*Problem to work on:* Reproduce the records below in their entirety, character for character.

Figure data in JSON:
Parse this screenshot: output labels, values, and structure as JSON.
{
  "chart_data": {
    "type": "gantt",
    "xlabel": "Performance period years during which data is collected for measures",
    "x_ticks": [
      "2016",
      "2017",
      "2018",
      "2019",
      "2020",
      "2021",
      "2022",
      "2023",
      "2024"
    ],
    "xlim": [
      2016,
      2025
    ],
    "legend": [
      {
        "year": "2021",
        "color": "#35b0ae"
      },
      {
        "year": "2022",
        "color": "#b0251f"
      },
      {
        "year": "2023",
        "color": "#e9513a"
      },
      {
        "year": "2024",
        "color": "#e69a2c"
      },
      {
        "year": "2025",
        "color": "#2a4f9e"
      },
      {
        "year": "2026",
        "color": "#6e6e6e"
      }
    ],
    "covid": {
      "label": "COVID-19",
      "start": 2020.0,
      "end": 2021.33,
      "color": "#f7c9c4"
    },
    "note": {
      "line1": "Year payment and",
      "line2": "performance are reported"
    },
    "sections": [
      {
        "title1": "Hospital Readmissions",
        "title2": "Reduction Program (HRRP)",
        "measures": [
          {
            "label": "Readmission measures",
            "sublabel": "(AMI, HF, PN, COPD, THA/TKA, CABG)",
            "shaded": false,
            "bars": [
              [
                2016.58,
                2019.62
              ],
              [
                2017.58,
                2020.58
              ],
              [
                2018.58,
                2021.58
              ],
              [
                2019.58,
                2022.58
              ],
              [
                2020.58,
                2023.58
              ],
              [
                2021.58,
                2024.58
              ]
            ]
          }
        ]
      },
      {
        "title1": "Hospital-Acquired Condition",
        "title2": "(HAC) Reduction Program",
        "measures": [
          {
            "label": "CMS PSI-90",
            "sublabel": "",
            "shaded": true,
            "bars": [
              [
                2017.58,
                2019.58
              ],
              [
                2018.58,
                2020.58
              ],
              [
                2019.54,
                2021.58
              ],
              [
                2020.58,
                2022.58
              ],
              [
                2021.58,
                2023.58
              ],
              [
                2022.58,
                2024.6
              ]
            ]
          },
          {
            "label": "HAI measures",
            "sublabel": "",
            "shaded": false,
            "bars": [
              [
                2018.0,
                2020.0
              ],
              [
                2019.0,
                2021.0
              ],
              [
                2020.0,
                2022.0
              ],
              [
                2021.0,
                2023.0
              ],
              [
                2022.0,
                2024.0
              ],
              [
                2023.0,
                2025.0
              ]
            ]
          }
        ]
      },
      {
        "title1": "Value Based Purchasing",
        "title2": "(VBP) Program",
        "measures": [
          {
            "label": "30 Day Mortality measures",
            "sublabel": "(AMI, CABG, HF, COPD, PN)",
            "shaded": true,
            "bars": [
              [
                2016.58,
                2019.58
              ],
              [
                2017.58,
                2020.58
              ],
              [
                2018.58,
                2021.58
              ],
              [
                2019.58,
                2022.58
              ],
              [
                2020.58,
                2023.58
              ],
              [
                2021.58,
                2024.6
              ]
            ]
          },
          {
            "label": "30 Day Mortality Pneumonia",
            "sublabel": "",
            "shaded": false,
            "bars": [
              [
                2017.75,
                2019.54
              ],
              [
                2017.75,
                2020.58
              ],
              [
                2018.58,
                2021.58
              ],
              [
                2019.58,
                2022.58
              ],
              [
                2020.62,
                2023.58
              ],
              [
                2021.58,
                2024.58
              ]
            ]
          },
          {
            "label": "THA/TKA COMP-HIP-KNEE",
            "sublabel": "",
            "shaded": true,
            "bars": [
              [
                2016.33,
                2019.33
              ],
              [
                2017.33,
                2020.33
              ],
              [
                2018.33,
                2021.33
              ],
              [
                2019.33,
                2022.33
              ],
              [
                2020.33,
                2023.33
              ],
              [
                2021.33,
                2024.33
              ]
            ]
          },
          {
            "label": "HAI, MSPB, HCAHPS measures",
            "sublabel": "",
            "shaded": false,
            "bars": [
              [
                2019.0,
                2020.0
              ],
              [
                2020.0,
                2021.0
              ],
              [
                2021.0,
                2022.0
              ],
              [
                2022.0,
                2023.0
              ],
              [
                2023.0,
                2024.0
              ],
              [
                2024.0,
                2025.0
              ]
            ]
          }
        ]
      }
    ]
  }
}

*Correct result:*
Parse this screenshot: output labels, values, and structure as JSON.
{
  "chart_data": {
    "type": "gantt",
    "xlabel": "Performance period years during which data is collected for measures",
    "x_ticks": [
      "2016",
      "2017",
      "2018",
      "2019",
      "2020",
      "2021",
      "2022",
      "2023",
      "2024"
    ],
    "xlim": [
      2016,
      2025
    ],
    "legend": [
      {
        "year": "2021",
        "color": "#35b0ae"
      },
      {
        "year": "2022",
        "color": "#b0251f"
      },
      {
        "year": "2023",
        "color": "#e9513a"
      },
      {
        "year": "2024",
        "color": "#e69a2c"
      },
      {
        "year": "2025",
        "color": "#2a4f9e"
      },
      {
        "year": "2026",
        "color": "#6e6e6e"
      }
    ],
    "covid": {
      "label": "COVID-19",
      "start": 2020.0,
      "end": 2021.33,
      "color": "#f7c9c4"
    },
    "note": {
      "line1": "Year payment and",
      "line2": "performance are reported"
    },
    "sections": [
      {
        "title1": "Hospital Readmissions",
        "title2": "Reduction Program (HRRP)",
        "measures": [
          {
            "label": "Readmission measures",
            "sublabel": "(AMI, HF, PN, COPD, THA/TKA, CABG)",
            "shaded": false,
            "bars": [
              [
                2016.58,
                2019.62
              ],
              [
                2017.58,
                2020.58
              ],
              [
                2018.58,
                2021.58
              ],
              [
                2019.58,
                2022.58
              ],
              [
                2020.58,
                2023.58
              ],
              [
                2021.58,
                2024.58
              ]
            ]
          }
        ]
      },
      {
        "title1": "Hospital-Acquired Condition",
        "title2": "(HAC) Reduction Program",
        "measures": [
          {
            "label": "CMS PSI-90",
            "sublabel": "",
            "shaded": true,
            "bars": [
              [
                2017.58,
                2019.58
              ],
              [
                2018.58,
                2020.58
              ],
              [
                2019.54,
                2021.58
              ],
              [
                2020.58,
                2022.58
              ],
              [
                2021.58,
                2023.58
              ],
              [
                2022.58,
                2024.6
              ]
            ]
          },
          {
            "label": "HAI measures",
            "sublabel": "",
            "shaded": false,
            "bars": [
              [
                2018.0,
                2020.0
              ],
              [
                2019.0,
                2021.0
              ],
              [
                2020.0,
                2022.0
              ],
              [
                2021.0,
                2023.0
              ],
              [
                2022.0,
                2024.0
              ],
              [
                2023.0,
                2025.0
              ]
            ]
          }
        ]
      },
      {
        "title1": "Value Based Purchasing",
        "title2": "(VBP) Program",
        "measures": [
          {
            "label": "30 Day Mortality measures",
            "sublabel": "(AMI, CABG, HF, COPD, PN)",
            "shaded": true,
            "bars": [
              [
                2016.58,
                2019.58
              ],
              [
                2017.58,
                2020.58
              ],
              [
                2018.58,
                2021.58
              ],
              [
                2019.58,
                2022.58
              ],
              [
                2020.58,
                2023.58
              ],
              [
                2021.58,
                2024.6
              ]
            ]
          },
          {
            "label": "30 Day Mortality Pneumonia",
            "sublabel": "",
            "shaded": false,
            "bars": [
              [
                2017.75,
                2019.54
              ],
              [
                2017.75,
                2020.58
              ],
              [
                2018.58,
                2021.58
              ],
              [
                2019.58,
                2022.58
              ],
              [
                2020.62,
                2023.58
              ],
              [
                2021.58,
                2024.58
              ]
            ]
          },
          {
            "label": "THA/TKA COMP-HIP-KNEE",
            "sublabel": "",
            "shaded": true,
            "bars": [
              [
                2016.33,
                2019.33
              ],
              [
                2017.33,
                2020.33
              ],
              [
                2018.33,
                2021.33
              ],
              [
                2019.33,
                2022.33
              ],
              [
                2020.33,
                2023.33
              ],
              [
                2021.33,
                2024.33
              ]
            ]
          },
          {
            "label": "HAI, MSPB, HCAHPS measures",
            "sublabel": "",
            "shaded": false,
            "bars": [
              [
                2019.0,
                2020.0
              ],
              [
                2020.0,
                2021.0
              ],
              [
                2021.0,
                2022.0
              ],
              [
                2022.0,
                2023.0
              ],
              [
                2023.0,
                2024.0
              ],
              [
                2024.0,
                2025.0
              ]
            ]
          }
        ]
      }
    ]
  }
}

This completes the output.